**Stated problem**
Copy out all lines with the word "velocity" in them.

Begin Records supplied

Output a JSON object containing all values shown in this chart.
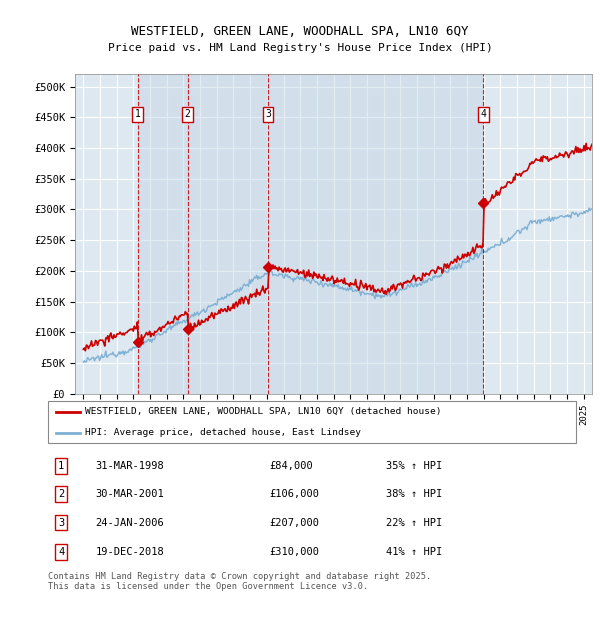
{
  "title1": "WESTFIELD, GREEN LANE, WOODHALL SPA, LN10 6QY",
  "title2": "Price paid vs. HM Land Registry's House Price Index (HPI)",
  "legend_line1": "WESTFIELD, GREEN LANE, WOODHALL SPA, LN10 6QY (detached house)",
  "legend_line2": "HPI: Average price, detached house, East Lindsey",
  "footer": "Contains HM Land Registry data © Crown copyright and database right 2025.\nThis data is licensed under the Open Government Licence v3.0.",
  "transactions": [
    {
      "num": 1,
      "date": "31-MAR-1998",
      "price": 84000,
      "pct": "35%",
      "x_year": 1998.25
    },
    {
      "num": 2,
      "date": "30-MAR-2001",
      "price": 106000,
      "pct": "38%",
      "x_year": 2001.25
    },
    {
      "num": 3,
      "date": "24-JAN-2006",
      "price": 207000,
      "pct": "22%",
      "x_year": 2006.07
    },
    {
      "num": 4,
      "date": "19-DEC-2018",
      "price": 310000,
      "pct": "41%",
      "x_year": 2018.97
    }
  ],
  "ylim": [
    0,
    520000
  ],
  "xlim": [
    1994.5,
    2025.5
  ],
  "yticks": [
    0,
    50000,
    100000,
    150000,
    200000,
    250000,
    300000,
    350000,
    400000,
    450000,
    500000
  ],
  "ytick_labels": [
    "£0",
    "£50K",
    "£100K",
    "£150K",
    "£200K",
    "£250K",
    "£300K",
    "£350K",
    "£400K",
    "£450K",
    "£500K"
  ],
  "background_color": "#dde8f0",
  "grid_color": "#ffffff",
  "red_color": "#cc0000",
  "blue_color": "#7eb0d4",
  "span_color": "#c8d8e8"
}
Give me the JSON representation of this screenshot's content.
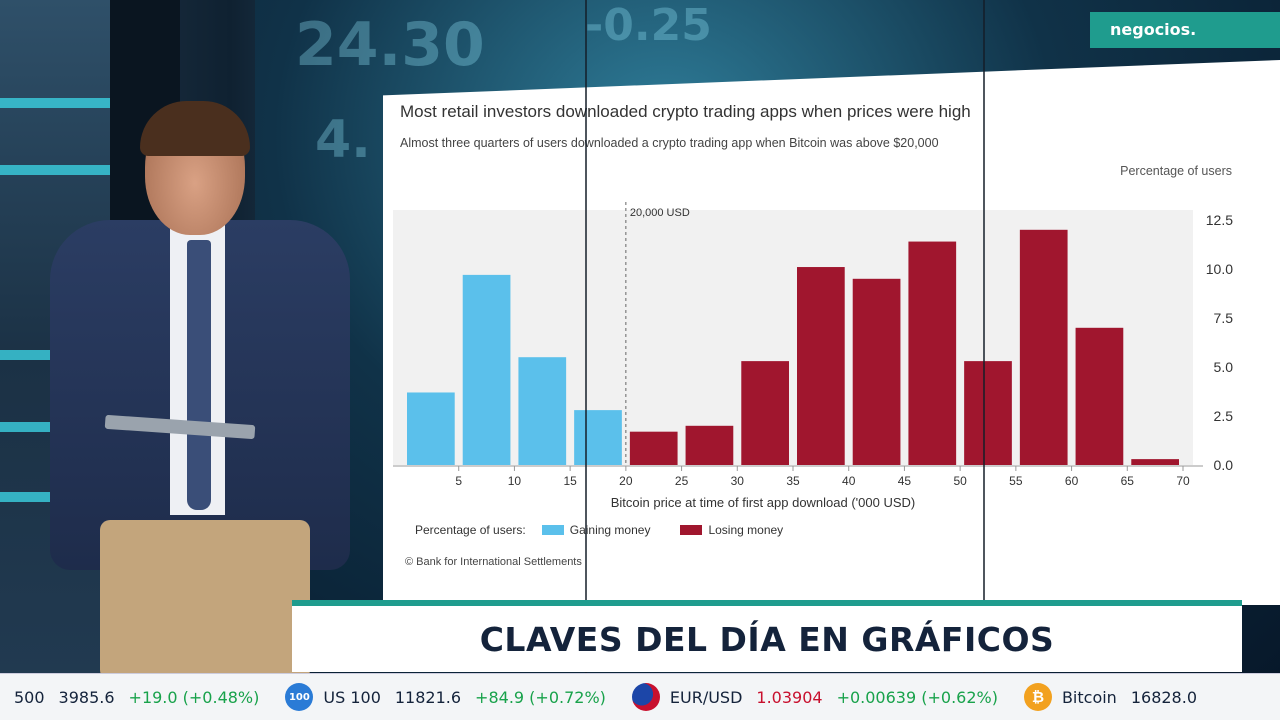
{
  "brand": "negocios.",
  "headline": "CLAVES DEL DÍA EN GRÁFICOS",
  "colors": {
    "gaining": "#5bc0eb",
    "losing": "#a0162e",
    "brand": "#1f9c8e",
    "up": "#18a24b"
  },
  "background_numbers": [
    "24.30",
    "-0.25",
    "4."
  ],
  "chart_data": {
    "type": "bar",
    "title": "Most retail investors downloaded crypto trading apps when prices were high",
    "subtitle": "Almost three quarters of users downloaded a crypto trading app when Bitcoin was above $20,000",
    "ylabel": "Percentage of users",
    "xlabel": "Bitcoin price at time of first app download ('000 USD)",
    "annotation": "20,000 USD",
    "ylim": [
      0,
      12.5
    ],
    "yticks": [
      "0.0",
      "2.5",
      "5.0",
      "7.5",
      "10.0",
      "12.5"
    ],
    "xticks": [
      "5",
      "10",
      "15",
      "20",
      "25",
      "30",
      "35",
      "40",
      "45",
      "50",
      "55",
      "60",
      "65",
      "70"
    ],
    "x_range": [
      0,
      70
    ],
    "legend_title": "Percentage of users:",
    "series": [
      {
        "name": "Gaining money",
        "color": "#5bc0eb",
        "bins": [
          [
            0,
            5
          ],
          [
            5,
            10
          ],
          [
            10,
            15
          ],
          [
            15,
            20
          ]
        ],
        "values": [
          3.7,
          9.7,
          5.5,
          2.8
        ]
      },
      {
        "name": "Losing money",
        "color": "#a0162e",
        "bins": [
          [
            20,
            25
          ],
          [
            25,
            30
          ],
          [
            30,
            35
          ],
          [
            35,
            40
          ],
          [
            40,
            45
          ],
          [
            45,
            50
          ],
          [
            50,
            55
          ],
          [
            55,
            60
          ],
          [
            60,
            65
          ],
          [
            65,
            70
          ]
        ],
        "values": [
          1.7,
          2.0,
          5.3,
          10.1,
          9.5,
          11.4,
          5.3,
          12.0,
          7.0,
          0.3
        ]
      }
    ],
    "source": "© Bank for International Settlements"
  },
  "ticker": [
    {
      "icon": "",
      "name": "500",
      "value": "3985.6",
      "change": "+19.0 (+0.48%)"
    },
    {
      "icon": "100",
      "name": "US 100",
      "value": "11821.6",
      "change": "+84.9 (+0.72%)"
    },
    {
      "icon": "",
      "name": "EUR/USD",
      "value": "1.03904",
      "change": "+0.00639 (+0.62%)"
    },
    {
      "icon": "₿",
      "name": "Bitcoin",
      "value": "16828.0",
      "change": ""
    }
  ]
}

End Records supplied
Begin Records supplied

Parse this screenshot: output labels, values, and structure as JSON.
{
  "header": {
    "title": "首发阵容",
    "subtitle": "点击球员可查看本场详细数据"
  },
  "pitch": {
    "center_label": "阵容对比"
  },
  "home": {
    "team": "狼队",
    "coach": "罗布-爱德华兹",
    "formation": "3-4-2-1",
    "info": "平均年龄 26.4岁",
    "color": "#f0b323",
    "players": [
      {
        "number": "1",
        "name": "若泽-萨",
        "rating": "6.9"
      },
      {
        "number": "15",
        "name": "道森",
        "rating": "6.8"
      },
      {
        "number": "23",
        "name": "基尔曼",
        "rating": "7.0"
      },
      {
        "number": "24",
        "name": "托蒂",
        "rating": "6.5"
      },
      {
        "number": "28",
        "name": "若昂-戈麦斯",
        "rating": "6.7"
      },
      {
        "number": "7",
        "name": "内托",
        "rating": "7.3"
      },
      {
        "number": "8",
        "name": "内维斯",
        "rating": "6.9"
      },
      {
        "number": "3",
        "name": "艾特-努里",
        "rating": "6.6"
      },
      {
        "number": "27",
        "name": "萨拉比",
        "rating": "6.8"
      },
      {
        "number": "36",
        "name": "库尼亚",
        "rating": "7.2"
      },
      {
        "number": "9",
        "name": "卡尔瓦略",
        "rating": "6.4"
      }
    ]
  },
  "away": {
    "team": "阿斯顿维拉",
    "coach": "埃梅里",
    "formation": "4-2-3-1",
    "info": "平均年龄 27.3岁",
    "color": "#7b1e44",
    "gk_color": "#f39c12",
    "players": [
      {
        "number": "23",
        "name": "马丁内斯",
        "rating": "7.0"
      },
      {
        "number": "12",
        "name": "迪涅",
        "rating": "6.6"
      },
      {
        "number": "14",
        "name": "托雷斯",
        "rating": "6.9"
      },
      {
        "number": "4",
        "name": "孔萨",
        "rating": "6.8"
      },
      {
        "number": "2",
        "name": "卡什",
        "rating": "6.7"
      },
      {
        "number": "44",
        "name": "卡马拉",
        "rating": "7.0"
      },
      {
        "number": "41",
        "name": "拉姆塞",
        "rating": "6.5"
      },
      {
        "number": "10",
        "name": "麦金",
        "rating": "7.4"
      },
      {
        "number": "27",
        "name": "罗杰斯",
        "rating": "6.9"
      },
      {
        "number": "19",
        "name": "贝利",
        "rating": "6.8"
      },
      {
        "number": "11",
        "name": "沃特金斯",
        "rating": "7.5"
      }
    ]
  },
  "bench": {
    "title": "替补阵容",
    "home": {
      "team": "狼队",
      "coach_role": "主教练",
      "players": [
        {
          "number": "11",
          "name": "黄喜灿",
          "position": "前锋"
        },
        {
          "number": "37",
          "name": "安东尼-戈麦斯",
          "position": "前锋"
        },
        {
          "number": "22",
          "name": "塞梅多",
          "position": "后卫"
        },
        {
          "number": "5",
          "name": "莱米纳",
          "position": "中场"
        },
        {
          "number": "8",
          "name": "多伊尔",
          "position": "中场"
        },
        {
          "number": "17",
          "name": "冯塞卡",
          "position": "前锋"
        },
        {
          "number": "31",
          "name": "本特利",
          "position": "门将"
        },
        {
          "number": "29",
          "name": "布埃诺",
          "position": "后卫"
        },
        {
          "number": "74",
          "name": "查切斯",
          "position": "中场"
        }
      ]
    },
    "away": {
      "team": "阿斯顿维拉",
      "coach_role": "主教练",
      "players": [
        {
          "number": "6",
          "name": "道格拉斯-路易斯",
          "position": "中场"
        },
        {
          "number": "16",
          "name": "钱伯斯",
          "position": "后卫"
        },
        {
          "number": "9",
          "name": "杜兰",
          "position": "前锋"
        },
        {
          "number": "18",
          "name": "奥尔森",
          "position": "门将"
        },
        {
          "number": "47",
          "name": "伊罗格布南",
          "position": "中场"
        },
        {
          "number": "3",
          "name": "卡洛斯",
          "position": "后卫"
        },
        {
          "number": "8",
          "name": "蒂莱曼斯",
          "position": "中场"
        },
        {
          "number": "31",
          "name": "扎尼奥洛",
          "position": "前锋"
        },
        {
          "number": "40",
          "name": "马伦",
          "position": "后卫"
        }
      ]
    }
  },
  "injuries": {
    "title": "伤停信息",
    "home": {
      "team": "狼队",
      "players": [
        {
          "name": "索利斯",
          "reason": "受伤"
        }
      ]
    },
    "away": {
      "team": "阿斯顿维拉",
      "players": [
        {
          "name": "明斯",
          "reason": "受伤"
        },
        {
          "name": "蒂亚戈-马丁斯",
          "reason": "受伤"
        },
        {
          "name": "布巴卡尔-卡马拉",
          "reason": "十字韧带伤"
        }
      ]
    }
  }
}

End Records supplied
Begin Records supplied

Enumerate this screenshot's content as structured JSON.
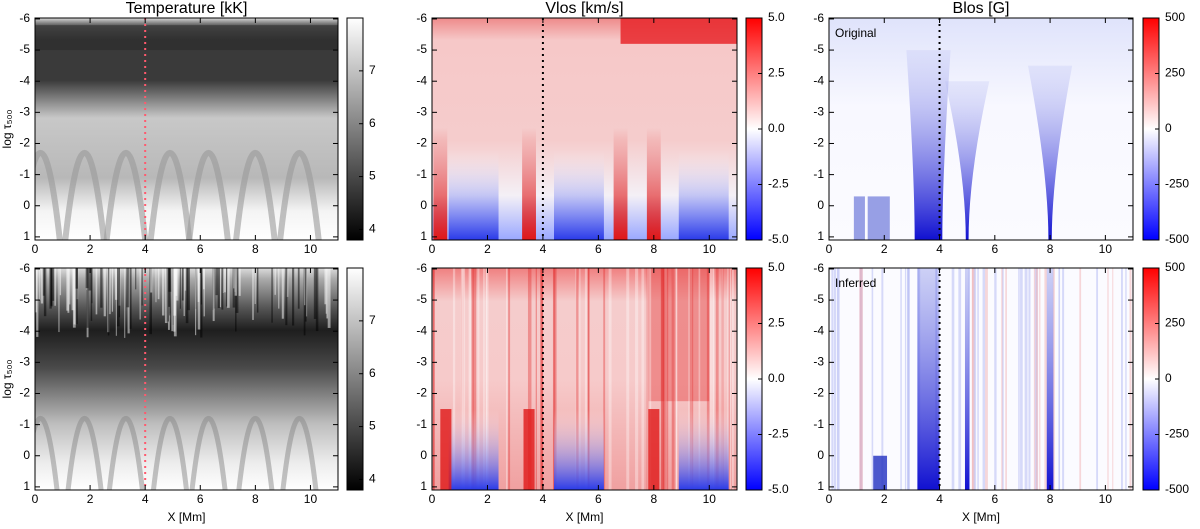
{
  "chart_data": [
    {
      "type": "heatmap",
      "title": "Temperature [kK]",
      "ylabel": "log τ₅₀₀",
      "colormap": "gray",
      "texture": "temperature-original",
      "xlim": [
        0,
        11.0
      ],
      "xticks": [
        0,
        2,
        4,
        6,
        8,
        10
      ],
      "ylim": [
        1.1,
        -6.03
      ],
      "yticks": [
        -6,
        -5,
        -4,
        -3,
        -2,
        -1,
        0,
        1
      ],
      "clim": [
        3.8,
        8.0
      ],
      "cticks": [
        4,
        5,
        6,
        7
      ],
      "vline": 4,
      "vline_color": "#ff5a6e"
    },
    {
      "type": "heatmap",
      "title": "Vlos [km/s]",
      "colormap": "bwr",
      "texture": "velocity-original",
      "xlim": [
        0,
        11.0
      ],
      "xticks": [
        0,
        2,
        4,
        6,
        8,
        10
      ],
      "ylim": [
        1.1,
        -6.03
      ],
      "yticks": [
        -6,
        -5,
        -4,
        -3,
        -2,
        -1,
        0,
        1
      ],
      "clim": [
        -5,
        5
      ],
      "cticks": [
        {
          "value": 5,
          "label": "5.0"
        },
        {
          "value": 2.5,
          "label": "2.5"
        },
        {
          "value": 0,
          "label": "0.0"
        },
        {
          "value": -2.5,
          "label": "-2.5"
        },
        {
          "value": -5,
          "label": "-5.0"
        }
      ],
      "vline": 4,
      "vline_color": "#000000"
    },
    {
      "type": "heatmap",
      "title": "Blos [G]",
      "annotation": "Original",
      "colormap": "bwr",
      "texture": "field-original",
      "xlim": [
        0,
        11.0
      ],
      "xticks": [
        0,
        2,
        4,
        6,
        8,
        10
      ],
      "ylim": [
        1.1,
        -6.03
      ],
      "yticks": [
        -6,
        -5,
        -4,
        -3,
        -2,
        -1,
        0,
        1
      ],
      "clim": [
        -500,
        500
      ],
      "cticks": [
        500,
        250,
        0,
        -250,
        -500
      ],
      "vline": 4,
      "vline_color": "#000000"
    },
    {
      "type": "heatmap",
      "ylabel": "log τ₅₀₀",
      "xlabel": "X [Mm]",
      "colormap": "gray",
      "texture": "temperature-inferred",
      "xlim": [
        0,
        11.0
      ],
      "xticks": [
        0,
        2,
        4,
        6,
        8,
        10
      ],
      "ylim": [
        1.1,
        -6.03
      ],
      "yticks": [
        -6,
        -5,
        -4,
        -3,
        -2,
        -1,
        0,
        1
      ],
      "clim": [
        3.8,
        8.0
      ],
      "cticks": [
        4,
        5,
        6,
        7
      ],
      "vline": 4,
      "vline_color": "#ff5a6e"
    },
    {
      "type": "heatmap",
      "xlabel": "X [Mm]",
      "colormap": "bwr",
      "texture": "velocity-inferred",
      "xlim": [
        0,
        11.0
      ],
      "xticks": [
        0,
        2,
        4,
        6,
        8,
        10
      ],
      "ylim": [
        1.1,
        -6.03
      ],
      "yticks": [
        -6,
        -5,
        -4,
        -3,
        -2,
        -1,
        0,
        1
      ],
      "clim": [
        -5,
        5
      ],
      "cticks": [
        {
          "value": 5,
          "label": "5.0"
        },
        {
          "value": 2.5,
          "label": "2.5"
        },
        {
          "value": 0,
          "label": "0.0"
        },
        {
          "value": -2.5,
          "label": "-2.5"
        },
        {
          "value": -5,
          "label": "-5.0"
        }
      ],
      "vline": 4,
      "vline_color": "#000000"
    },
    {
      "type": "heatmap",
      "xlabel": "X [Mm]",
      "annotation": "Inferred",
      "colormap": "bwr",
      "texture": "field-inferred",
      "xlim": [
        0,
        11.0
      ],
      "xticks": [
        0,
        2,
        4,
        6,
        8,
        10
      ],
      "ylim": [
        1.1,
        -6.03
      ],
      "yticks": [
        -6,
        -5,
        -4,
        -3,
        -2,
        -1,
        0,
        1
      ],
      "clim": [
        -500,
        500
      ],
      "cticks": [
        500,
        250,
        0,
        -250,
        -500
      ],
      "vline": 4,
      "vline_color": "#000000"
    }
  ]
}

End Records supplied

**Solution**
      "texture": "velocity-original",
      "texture": "velocity-inferred",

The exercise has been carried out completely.